Go through the data and copy every line exactly, but not the images.

** START Data lines **

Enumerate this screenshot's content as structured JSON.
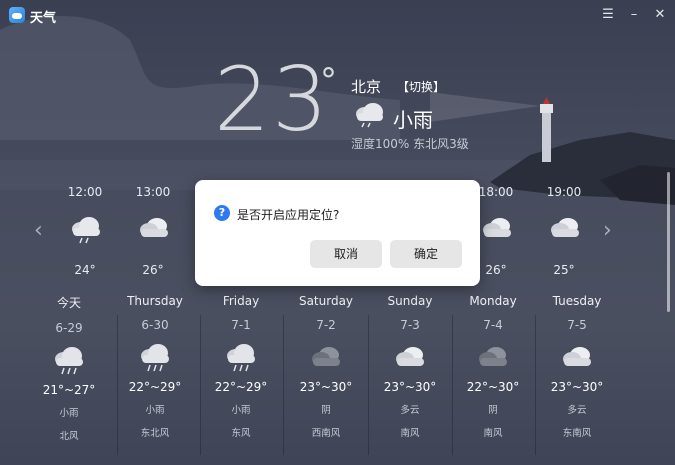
{
  "app": {
    "title": "天气"
  },
  "window_controls": {
    "menu": "☰",
    "minimize": "–",
    "close": "✕"
  },
  "current": {
    "temperature": "23",
    "degree_symbol": "°",
    "city": "北京",
    "switch_label": "【切换】",
    "condition": "小雨",
    "details": "湿度100%  东北风3级"
  },
  "hourly": [
    {
      "time": "12:00",
      "temp": "24°",
      "icon": "rain-cloud-icon"
    },
    {
      "time": "13:00",
      "temp": "26°",
      "icon": "cloud-icon"
    },
    {
      "time": "18:00",
      "temp": "26°",
      "icon": "cloud-icon"
    },
    {
      "time": "19:00",
      "temp": "25°",
      "icon": "cloud-icon"
    }
  ],
  "daily": [
    {
      "name": "今天",
      "date": "6-29",
      "range": "21°~27°",
      "condition": "小雨",
      "wind": "北风",
      "icon": "rain-cloud-icon"
    },
    {
      "name": "Thursday",
      "date": "6-30",
      "range": "22°~29°",
      "condition": "小雨",
      "wind": "东北风",
      "icon": "rain-cloud-icon"
    },
    {
      "name": "Friday",
      "date": "7-1",
      "range": "22°~29°",
      "condition": "小雨",
      "wind": "东风",
      "icon": "rain-cloud-icon"
    },
    {
      "name": "Saturday",
      "date": "7-2",
      "range": "23°~30°",
      "condition": "阴",
      "wind": "西南风",
      "icon": "overcast-icon"
    },
    {
      "name": "Sunday",
      "date": "7-3",
      "range": "23°~30°",
      "condition": "多云",
      "wind": "南风",
      "icon": "cloud-icon"
    },
    {
      "name": "Monday",
      "date": "7-4",
      "range": "22°~30°",
      "condition": "阴",
      "wind": "南风",
      "icon": "overcast-icon"
    },
    {
      "name": "Tuesday",
      "date": "7-5",
      "range": "23°~30°",
      "condition": "多云",
      "wind": "东南风",
      "icon": "cloud-icon"
    }
  ],
  "nav": {
    "prev": "‹",
    "next": "›"
  },
  "dialog": {
    "icon": "?",
    "message": "是否开启应用定位?",
    "cancel_label": "取消",
    "confirm_label": "确定"
  }
}
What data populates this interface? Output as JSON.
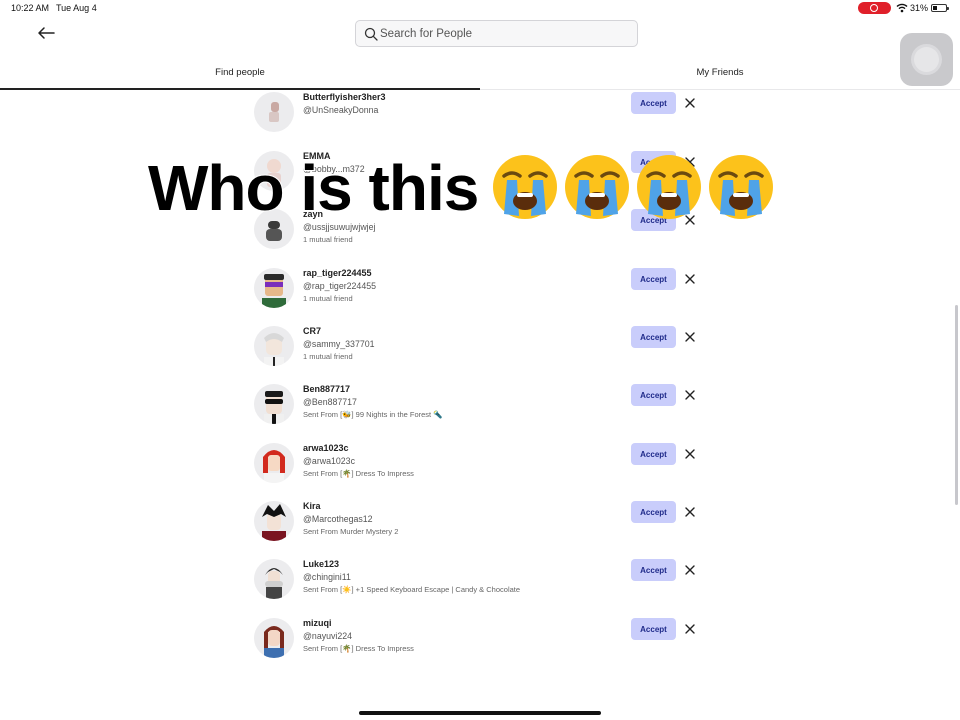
{
  "status_bar": {
    "time": "10:22 AM",
    "date": "Tue Aug 4",
    "battery": "31%"
  },
  "header": {
    "search_placeholder": "Search for People"
  },
  "tabs": [
    {
      "label": "Find people",
      "active": true
    },
    {
      "label": "My Friends",
      "active": false
    }
  ],
  "requests": [
    {
      "name": "Butterflyisher3her3",
      "handle": "@UnSneakyDonna",
      "sub": ""
    },
    {
      "name": "EMMA",
      "handle": "@bobby...m372",
      "sub": ""
    },
    {
      "name": "zayn",
      "handle": "@ussjjsuwujwjwjej",
      "sub": "1 mutual friend"
    },
    {
      "name": "rap_tiger224455",
      "handle": "@rap_tiger224455",
      "sub": "1 mutual friend"
    },
    {
      "name": "CR7",
      "handle": "@sammy_337701",
      "sub": "1 mutual friend"
    },
    {
      "name": "Ben887717",
      "handle": "@Ben887717",
      "sub": "Sent From [🐝] 99 Nights in the Forest 🔦"
    },
    {
      "name": "arwa1023c",
      "handle": "@arwa1023c",
      "sub": "Sent From [🌴] Dress To Impress"
    },
    {
      "name": "Kira",
      "handle": "@Marcothegas12",
      "sub": "Sent From Murder Mystery 2"
    },
    {
      "name": "Luke123",
      "handle": "@chingini11",
      "sub": "Sent From  [☀️] +1 Speed Keyboard Escape | Candy & Chocolate"
    },
    {
      "name": "mizuqi",
      "handle": "@nayuvi224",
      "sub": "Sent From [🌴] Dress To Impress"
    }
  ],
  "buttons": {
    "accept_label": "Accept"
  },
  "overlay": {
    "caption": "Who is this",
    "emoji_count": 4
  },
  "colors": {
    "accept_bg": "#c9cdfb",
    "accept_text": "#1f2a8a",
    "record": "#e0202a"
  }
}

** END Data lines **

### Answer to the exercise
Enumerate this screenshot's content as structured JSON.
{
  "app": {
    "title": "天气"
  },
  "window_controls": {
    "menu": "☰",
    "minimize": "–",
    "close": "✕"
  },
  "current": {
    "temperature": "23",
    "degree_symbol": "°",
    "city": "北京",
    "switch_label": "【切换】",
    "condition": "小雨",
    "details": "湿度100%  东北风3级"
  },
  "hourly": [
    {
      "time": "12:00",
      "temp": "24°",
      "icon": "rain-cloud-icon"
    },
    {
      "time": "13:00",
      "temp": "26°",
      "icon": "cloud-icon"
    },
    {
      "time": "18:00",
      "temp": "26°",
      "icon": "cloud-icon"
    },
    {
      "time": "19:00",
      "temp": "25°",
      "icon": "cloud-icon"
    }
  ],
  "daily": [
    {
      "name": "今天",
      "date": "6-29",
      "range": "21°~27°",
      "condition": "小雨",
      "wind": "北风",
      "icon": "rain-cloud-icon"
    },
    {
      "name": "Thursday",
      "date": "6-30",
      "range": "22°~29°",
      "condition": "小雨",
      "wind": "东北风",
      "icon": "rain-cloud-icon"
    },
    {
      "name": "Friday",
      "date": "7-1",
      "range": "22°~29°",
      "condition": "小雨",
      "wind": "东风",
      "icon": "rain-cloud-icon"
    },
    {
      "name": "Saturday",
      "date": "7-2",
      "range": "23°~30°",
      "condition": "阴",
      "wind": "西南风",
      "icon": "overcast-icon"
    },
    {
      "name": "Sunday",
      "date": "7-3",
      "range": "23°~30°",
      "condition": "多云",
      "wind": "南风",
      "icon": "cloud-icon"
    },
    {
      "name": "Monday",
      "date": "7-4",
      "range": "22°~30°",
      "condition": "阴",
      "wind": "南风",
      "icon": "overcast-icon"
    },
    {
      "name": "Tuesday",
      "date": "7-5",
      "range": "23°~30°",
      "condition": "多云",
      "wind": "东南风",
      "icon": "cloud-icon"
    }
  ],
  "nav": {
    "prev": "‹",
    "next": "›"
  },
  "dialog": {
    "icon": "?",
    "message": "是否开启应用定位?",
    "cancel_label": "取消",
    "confirm_label": "确定"
  }
}
What data populates this interface? Output as JSON.
{
  "status_bar": {
    "time": "10:22 AM",
    "date": "Tue Aug 4",
    "battery": "31%"
  },
  "header": {
    "search_placeholder": "Search for People"
  },
  "tabs": [
    {
      "label": "Find people",
      "active": true
    },
    {
      "label": "My Friends",
      "active": false
    }
  ],
  "requests": [
    {
      "name": "Butterflyisher3her3",
      "handle": "@UnSneakyDonna",
      "sub": ""
    },
    {
      "name": "EMMA",
      "handle": "@bobby...m372",
      "sub": ""
    },
    {
      "name": "zayn",
      "handle": "@ussjjsuwujwjwjej",
      "sub": "1 mutual friend"
    },
    {
      "name": "rap_tiger224455",
      "handle": "@rap_tiger224455",
      "sub": "1 mutual friend"
    },
    {
      "name": "CR7",
      "handle": "@sammy_337701",
      "sub": "1 mutual friend"
    },
    {
      "name": "Ben887717",
      "handle": "@Ben887717",
      "sub": "Sent From [🐝] 99 Nights in the Forest 🔦"
    },
    {
      "name": "arwa1023c",
      "handle": "@arwa1023c",
      "sub": "Sent From [🌴] Dress To Impress"
    },
    {
      "name": "Kira",
      "handle": "@Marcothegas12",
      "sub": "Sent From Murder Mystery 2"
    },
    {
      "name": "Luke123",
      "handle": "@chingini11",
      "sub": "Sent From  [☀️] +1 Speed Keyboard Escape | Candy & Chocolate"
    },
    {
      "name": "mizuqi",
      "handle": "@nayuvi224",
      "sub": "Sent From [🌴] Dress To Impress"
    }
  ],
  "buttons": {
    "accept_label": "Accept"
  },
  "overlay": {
    "caption": "Who is this",
    "emoji_count": 4
  },
  "colors": {
    "accept_bg": "#c9cdfb",
    "accept_text": "#1f2a8a",
    "record": "#e0202a"
  }
}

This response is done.